====== Record set ======
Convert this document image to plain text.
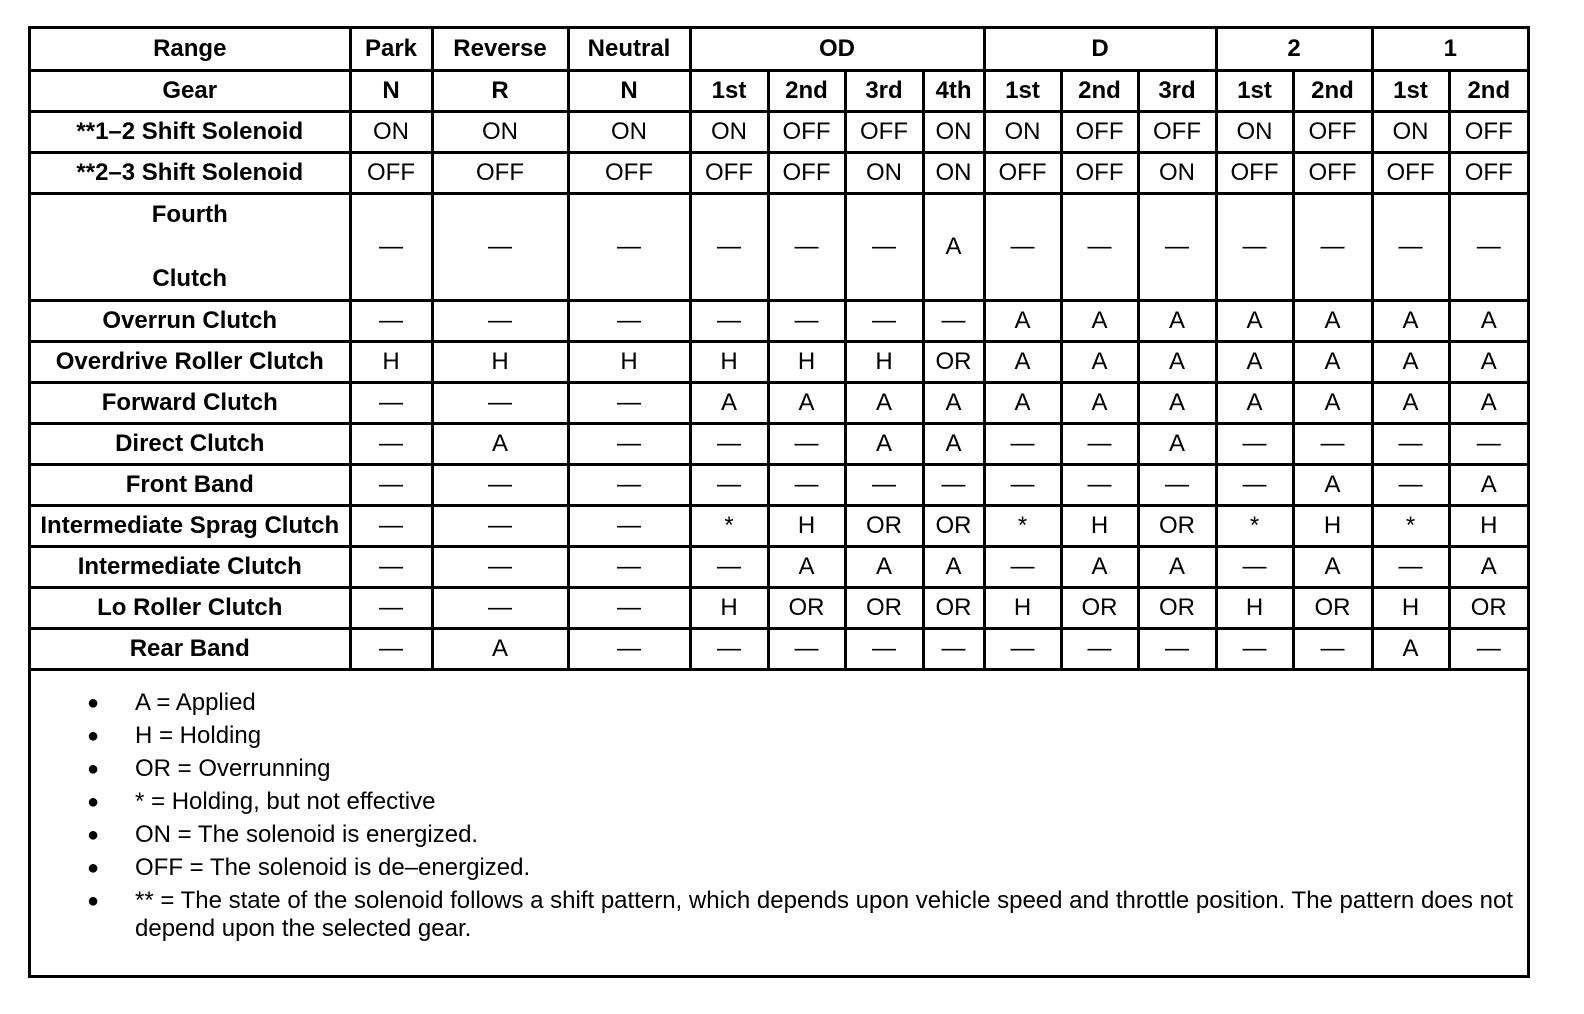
Range	Park	Reverse	Neutral	OD				D			2		1	
Gear	N	R	N	1st	2nd	3rd	4th	1st	2nd	3rd	1st	2nd	1st	2nd
**1–2 Shift Solenoid	ON	ON	ON	ON	OFF	OFF	ON	ON	OFF	OFF	ON	OFF	ON	OFF
**2–3 Shift Solenoid	OFF	OFF	OFF	OFF	OFF	ON	ON	OFF	OFF	ON	OFF	OFF	OFF	OFF

Fourth
Clutch	—	—	—	—	—	—	A	—	—	—	—	—	—	—
Overrun Clutch	—	—	—	—	—	—	—	A	A	A	A	A	A	A
Overdrive Roller Clutch	H	H	H	H	H	H	OR	A	A	A	A	A	A	A
Forward Clutch	—	—	—	A	A	A	A	A	A	A	A	A	A	A
Direct Clutch	—	A	—	—	—	A	A	—	—	A	—	—	—	—
Front Band	—	—	—	—	—	—	—	—	—	—	—	A	—	A
Intermediate Sprag Clutch	—	—	—	*	H	OR	OR	*	H	OR	*	H	*	H
Intermediate Clutch	—	—	—	—	A	A	A	—	A	A	—	A	—	A
Lo Roller Clutch	—	—	—	H	OR	OR	OR	H	OR	OR	H	OR	H	OR
Rear Band	—	A	—	—	—	—	—	—	—	—	—	—	A	—
● A = Applied
● H = Holding
● OR = Overrunning
● * = Holding, but not effective
● ON = The solenoid is energized.
● OFF = The solenoid is de–energized.
● ** = The state of the solenoid follows a shift pattern, which depends upon vehicle speed and throttle position. The pattern does not depend upon the selected gear.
======
» **Problem requirements**: Quote the entries above word for word. Leave the images out.

» **Correct output**:
Convert this document image to plain text.
Range	Park	Reverse	Neutral	OD				D			2		1	
Gear	N	R	N	1st	2nd	3rd	4th	1st	2nd	3rd	1st	2nd	1st	2nd
**1–2 Shift Solenoid	ON	ON	ON	ON	OFF	OFF	ON	ON	OFF	OFF	ON	OFF	ON	OFF
**2–3 Shift Solenoid	OFF	OFF	OFF	OFF	OFF	ON	ON	OFF	OFF	ON	OFF	OFF	OFF	OFF

Fourth
Clutch	—	—	—	—	—	—	A	—	—	—	—	—	—	—
Overrun Clutch	—	—	—	—	—	—	—	A	A	A	A	A	A	A
Overdrive Roller Clutch	H	H	H	H	H	H	OR	A	A	A	A	A	A	A
Forward Clutch	—	—	—	A	A	A	A	A	A	A	A	A	A	A
Direct Clutch	—	A	—	—	—	A	A	—	—	A	—	—	—	—
Front Band	—	—	—	—	—	—	—	—	—	—	—	A	—	A
Intermediate Sprag Clutch	—	—	—	*	H	OR	OR	*	H	OR	*	H	*	H
Intermediate Clutch	—	—	—	—	A	A	A	—	A	A	—	A	—	A
Lo Roller Clutch	—	—	—	H	OR	OR	OR	H	OR	OR	H	OR	H	OR
Rear Band	—	A	—	—	—	—	—	—	—	—	—	—	A	—
● A = Applied
● H = Holding
● OR = Overrunning
● * = Holding, but not effective
● ON = The solenoid is energized.
● OFF = The solenoid is de–energized.
● ** = The state of the solenoid follows a shift pattern, which depends upon vehicle speed and throttle position. The pattern does not depend upon the selected gear.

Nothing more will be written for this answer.